Filter out everything except lines holding "JSON".

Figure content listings
========================================
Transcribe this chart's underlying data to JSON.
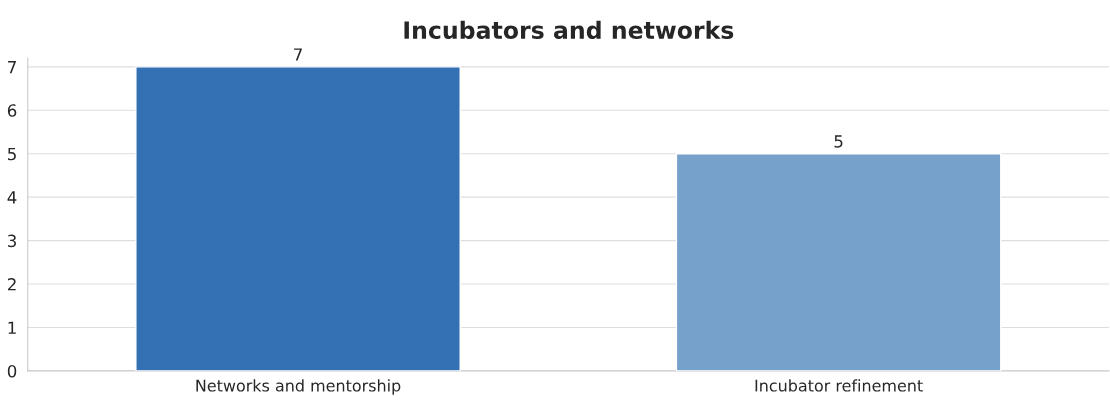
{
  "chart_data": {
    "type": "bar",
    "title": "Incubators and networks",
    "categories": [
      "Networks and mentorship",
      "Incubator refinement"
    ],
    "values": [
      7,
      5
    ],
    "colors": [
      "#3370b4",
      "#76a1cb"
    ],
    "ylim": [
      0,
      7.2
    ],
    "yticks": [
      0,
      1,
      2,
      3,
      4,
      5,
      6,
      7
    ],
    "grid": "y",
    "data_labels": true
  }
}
========================================
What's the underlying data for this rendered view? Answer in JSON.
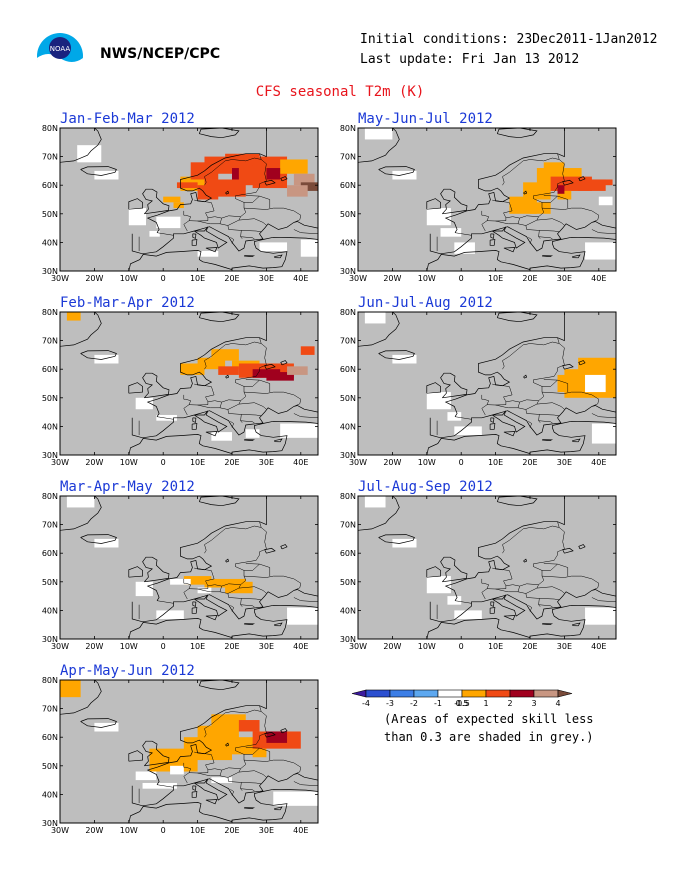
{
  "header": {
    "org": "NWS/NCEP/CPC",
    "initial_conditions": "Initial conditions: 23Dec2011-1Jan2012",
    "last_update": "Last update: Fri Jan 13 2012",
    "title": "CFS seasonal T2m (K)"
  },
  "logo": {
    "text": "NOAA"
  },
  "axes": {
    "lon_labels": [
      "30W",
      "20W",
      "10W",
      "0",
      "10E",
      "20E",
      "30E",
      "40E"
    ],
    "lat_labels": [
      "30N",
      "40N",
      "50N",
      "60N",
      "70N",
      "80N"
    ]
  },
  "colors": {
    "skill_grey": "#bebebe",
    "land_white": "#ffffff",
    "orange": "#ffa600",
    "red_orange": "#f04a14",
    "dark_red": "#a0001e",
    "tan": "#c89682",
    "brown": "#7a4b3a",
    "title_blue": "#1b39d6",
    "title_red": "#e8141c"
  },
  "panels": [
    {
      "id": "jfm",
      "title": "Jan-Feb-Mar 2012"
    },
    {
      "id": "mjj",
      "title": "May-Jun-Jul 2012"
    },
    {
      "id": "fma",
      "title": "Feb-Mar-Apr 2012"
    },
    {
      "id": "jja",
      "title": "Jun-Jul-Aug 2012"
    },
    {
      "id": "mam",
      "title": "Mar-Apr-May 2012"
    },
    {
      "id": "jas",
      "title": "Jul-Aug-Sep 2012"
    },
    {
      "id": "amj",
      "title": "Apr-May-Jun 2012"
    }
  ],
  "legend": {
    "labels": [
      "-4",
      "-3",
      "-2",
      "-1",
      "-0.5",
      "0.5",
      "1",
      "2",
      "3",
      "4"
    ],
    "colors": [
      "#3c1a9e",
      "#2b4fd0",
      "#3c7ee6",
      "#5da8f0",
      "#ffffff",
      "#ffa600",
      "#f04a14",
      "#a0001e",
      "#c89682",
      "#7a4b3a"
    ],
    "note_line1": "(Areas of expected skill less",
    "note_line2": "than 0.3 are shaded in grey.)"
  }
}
========================================
(Answer):
Transcribe this chart's underlying data to JSON.
What's the underlying data for this rendered view? Answer in JSON.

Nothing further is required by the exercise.